→ **Work required**: Your task is to locate every line holding the string "drain" and to copy each of them.

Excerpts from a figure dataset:
━━━━━━
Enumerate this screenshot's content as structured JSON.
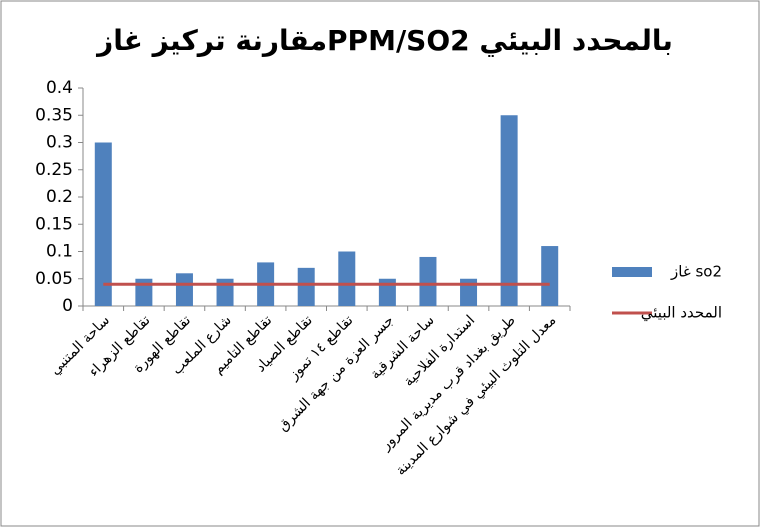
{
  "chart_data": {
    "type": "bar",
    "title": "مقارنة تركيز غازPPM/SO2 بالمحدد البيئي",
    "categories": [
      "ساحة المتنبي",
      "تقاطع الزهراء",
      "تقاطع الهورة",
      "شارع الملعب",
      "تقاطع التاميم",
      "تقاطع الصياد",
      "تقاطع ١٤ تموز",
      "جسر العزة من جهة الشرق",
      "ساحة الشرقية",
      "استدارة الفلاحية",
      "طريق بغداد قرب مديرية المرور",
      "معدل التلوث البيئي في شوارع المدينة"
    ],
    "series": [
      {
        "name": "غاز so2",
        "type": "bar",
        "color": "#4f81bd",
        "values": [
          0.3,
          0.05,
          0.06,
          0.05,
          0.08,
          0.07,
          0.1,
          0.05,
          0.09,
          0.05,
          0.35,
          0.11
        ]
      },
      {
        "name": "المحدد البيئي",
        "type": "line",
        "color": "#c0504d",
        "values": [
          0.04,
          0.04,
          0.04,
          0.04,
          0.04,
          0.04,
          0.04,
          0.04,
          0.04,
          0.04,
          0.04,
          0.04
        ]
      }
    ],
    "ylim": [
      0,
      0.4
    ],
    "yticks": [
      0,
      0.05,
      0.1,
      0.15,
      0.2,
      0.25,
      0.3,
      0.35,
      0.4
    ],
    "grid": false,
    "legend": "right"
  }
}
━━━━━━
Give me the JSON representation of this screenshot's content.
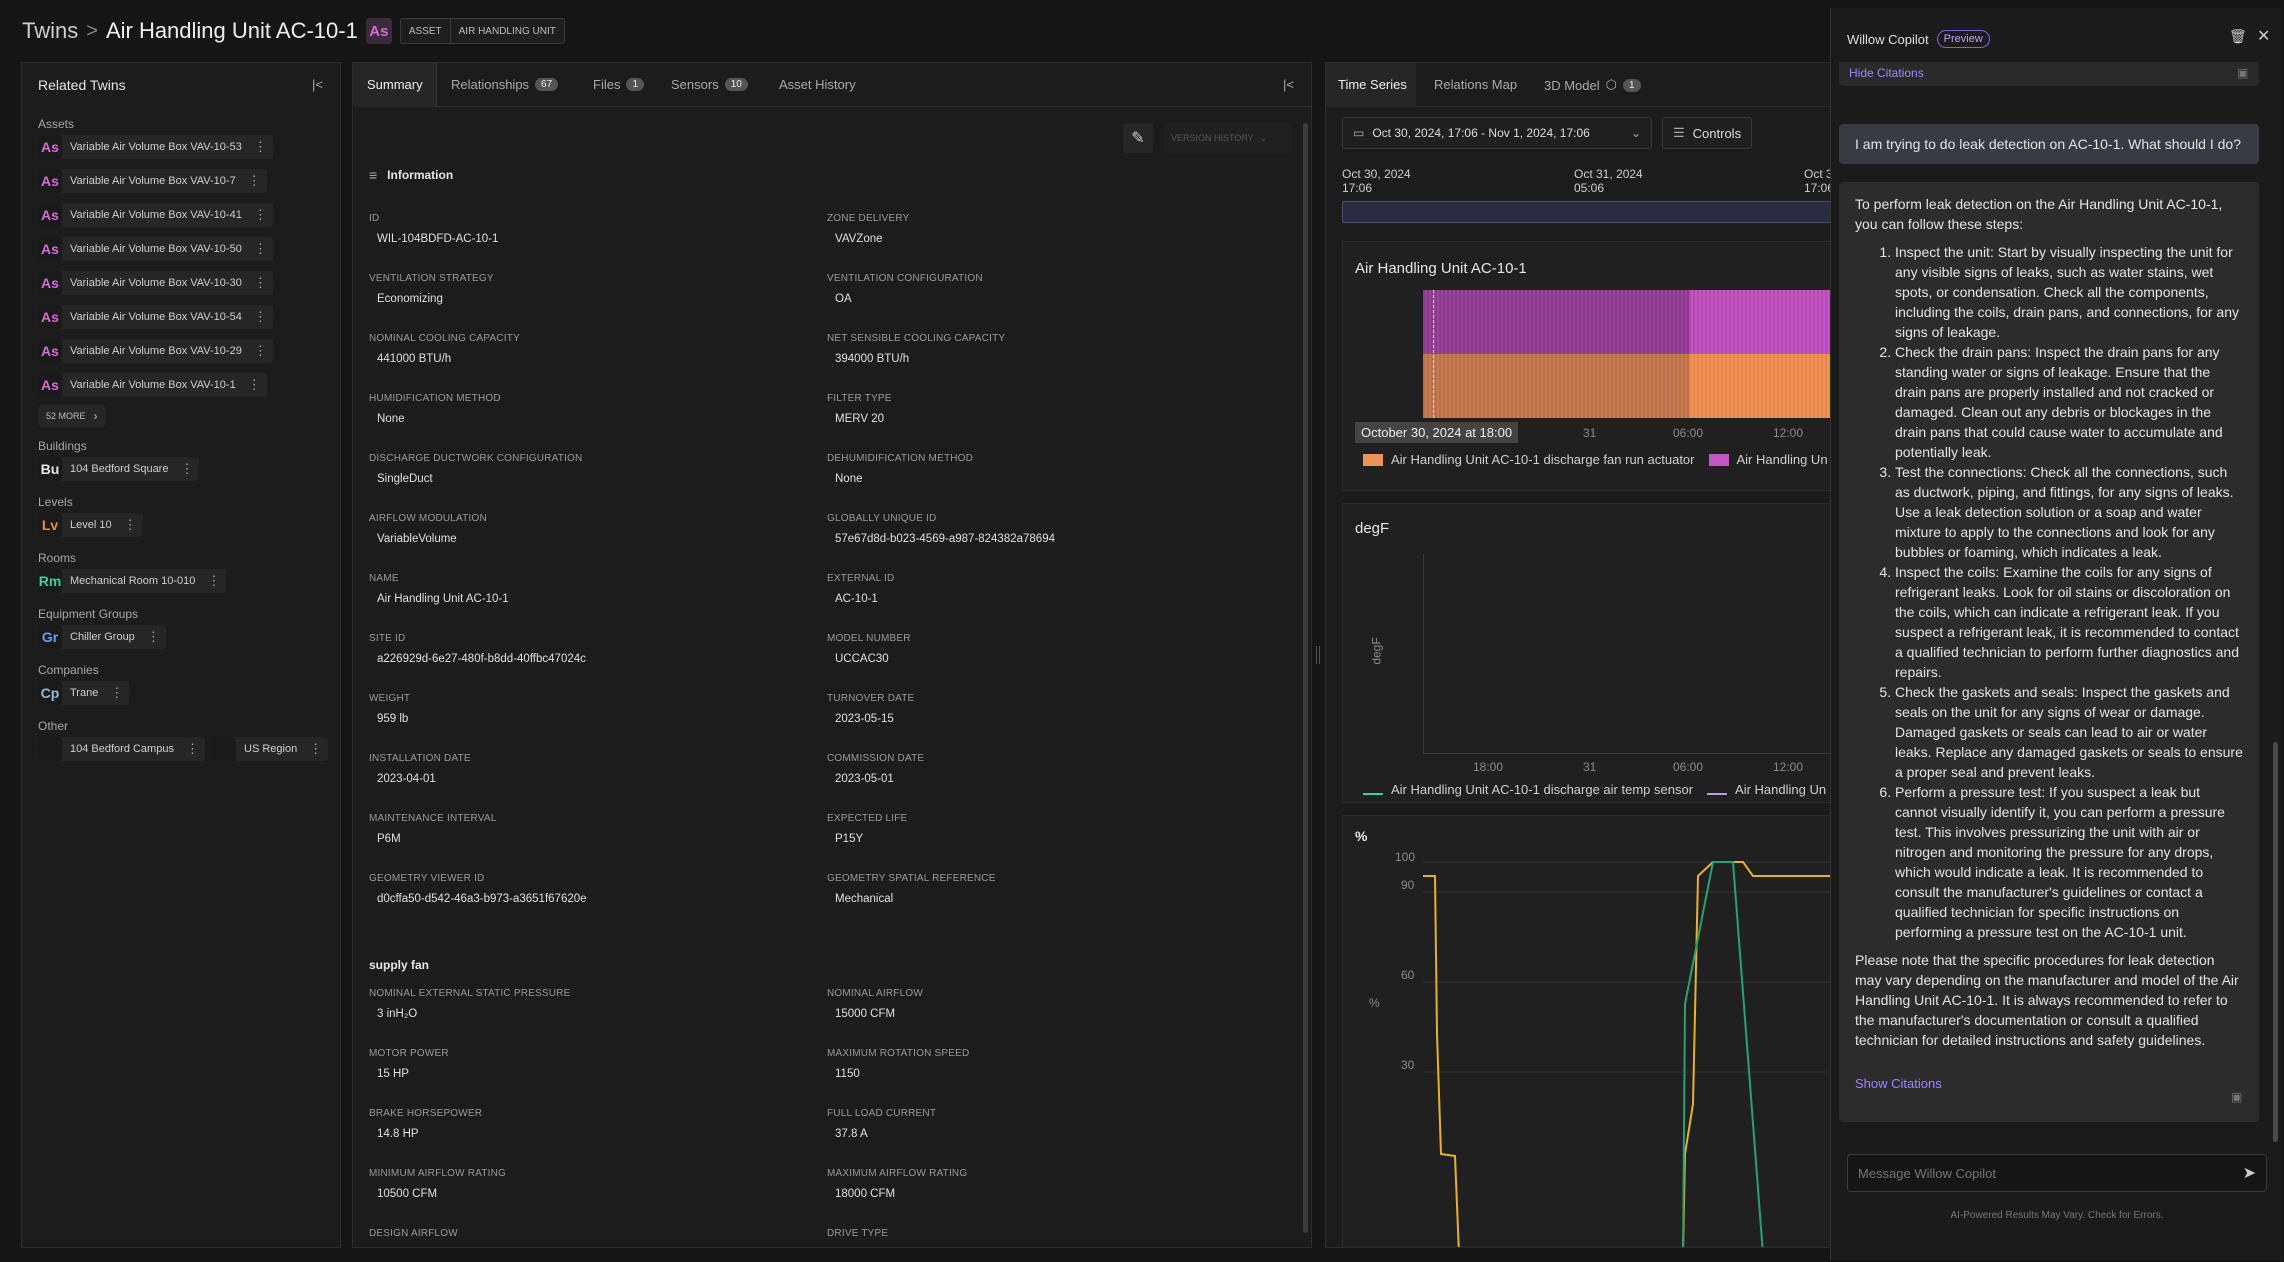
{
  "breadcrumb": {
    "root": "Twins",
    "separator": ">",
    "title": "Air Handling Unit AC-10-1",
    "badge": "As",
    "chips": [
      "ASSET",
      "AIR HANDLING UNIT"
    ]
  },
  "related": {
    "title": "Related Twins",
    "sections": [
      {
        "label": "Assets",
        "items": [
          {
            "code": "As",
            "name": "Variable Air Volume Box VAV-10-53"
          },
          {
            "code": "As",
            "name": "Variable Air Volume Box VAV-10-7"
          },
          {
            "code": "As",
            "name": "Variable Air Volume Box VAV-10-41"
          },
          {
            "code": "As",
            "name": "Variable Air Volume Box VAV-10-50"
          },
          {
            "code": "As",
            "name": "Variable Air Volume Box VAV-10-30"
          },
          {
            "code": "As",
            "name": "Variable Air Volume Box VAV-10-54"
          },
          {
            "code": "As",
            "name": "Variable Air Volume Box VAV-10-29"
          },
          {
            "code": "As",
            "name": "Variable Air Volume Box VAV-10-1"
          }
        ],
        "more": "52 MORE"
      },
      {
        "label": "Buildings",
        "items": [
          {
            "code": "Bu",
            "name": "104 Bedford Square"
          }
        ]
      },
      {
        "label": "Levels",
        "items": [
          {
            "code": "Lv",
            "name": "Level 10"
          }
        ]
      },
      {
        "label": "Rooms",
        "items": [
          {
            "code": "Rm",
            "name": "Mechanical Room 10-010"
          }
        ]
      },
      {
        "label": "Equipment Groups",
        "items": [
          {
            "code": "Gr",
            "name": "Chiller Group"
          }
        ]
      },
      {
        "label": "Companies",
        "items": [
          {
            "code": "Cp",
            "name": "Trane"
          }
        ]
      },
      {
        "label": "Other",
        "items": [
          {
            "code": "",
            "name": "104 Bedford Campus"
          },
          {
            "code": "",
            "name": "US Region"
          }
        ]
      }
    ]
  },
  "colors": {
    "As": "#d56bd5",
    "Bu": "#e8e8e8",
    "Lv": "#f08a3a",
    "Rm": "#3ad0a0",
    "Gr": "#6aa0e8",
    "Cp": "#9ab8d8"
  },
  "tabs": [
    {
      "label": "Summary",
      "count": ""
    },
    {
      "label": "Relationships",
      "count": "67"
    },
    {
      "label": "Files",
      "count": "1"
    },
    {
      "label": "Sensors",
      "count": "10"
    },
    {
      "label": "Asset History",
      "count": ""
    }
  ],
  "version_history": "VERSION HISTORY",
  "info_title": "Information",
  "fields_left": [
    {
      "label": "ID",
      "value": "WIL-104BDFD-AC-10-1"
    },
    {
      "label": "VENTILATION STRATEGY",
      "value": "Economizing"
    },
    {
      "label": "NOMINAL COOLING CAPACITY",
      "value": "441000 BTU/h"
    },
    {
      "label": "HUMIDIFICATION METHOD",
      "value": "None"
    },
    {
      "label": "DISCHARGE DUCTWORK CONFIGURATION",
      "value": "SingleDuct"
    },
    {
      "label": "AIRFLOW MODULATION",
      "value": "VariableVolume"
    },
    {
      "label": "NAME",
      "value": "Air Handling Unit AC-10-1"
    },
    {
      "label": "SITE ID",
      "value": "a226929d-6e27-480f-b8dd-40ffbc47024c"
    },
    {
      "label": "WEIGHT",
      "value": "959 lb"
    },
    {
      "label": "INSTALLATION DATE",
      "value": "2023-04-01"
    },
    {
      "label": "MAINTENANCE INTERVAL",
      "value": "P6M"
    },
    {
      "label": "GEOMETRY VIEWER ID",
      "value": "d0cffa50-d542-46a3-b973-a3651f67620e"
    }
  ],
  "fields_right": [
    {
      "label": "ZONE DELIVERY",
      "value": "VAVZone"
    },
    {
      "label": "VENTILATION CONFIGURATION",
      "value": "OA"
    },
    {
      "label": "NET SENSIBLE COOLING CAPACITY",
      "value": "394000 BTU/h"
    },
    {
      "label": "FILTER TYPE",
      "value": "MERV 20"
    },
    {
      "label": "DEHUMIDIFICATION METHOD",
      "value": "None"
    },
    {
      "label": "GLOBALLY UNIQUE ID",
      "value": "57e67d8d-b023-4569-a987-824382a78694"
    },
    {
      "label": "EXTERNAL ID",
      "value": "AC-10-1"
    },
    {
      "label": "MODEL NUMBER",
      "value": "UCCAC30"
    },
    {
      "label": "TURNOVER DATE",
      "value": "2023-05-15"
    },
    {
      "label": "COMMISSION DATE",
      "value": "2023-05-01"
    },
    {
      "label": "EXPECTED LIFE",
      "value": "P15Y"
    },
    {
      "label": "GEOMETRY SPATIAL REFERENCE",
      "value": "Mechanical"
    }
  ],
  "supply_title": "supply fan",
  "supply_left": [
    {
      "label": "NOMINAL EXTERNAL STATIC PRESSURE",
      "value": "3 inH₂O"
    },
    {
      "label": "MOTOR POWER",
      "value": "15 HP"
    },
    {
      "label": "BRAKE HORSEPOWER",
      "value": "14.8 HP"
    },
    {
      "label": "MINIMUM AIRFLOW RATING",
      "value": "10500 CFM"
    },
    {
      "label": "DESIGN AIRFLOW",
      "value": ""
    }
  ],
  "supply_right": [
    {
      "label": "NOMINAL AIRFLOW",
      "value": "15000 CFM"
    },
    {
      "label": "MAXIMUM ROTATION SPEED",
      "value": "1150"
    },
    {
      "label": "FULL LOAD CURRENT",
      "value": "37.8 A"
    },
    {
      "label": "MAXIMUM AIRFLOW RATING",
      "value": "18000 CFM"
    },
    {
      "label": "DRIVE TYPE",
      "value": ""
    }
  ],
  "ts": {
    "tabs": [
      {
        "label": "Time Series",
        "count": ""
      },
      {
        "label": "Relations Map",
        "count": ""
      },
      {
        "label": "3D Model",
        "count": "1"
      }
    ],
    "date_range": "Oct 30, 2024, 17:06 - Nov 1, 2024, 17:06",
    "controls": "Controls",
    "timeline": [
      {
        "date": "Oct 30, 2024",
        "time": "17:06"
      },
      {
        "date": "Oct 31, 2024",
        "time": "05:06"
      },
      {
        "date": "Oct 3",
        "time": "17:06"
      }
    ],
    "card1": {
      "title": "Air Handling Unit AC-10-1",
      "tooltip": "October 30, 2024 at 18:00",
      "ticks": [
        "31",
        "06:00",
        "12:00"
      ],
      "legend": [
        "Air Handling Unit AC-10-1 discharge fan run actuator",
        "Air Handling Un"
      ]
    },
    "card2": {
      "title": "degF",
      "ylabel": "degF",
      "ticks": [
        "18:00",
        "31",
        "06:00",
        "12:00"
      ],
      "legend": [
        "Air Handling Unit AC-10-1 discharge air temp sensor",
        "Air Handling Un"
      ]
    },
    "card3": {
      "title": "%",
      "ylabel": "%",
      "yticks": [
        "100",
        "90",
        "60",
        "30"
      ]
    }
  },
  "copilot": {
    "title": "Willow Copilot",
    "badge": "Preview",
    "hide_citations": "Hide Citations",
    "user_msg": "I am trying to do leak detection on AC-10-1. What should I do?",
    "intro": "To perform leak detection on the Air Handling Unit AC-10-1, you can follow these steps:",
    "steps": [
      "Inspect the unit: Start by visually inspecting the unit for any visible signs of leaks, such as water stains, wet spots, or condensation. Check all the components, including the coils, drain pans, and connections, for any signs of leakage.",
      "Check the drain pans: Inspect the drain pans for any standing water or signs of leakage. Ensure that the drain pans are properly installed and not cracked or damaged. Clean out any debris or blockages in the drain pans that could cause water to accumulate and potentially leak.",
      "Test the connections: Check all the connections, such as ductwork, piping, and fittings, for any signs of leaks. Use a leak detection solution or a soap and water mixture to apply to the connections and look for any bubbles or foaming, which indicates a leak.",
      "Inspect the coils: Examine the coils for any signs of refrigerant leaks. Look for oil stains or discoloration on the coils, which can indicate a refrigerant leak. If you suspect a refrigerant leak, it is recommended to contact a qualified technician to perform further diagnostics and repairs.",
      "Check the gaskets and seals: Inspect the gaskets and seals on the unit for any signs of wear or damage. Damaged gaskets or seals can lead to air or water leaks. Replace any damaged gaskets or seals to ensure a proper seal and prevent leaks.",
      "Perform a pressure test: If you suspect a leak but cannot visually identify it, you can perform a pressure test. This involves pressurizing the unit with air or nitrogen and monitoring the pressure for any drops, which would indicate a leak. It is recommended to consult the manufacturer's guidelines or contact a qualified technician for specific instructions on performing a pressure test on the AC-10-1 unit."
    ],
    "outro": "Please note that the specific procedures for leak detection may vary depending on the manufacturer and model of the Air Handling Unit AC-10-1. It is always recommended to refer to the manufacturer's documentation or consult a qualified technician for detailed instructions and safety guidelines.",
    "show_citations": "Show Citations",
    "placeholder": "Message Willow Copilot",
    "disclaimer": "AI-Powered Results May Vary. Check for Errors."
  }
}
━━━━━━
→ **Answer for the task**:
      "Inspect the unit: Start by visually inspecting the unit for any visible signs of leaks, such as water stains, wet spots, or condensation. Check all the components, including the coils, drain pans, and connections, for any signs of leakage.",
      "Check the drain pans: Inspect the drain pans for any standing water or signs of leakage. Ensure that the drain pans are properly installed and not cracked or damaged. Clean out any debris or blockages in the drain pans that could cause water to accumulate and potentially leak.",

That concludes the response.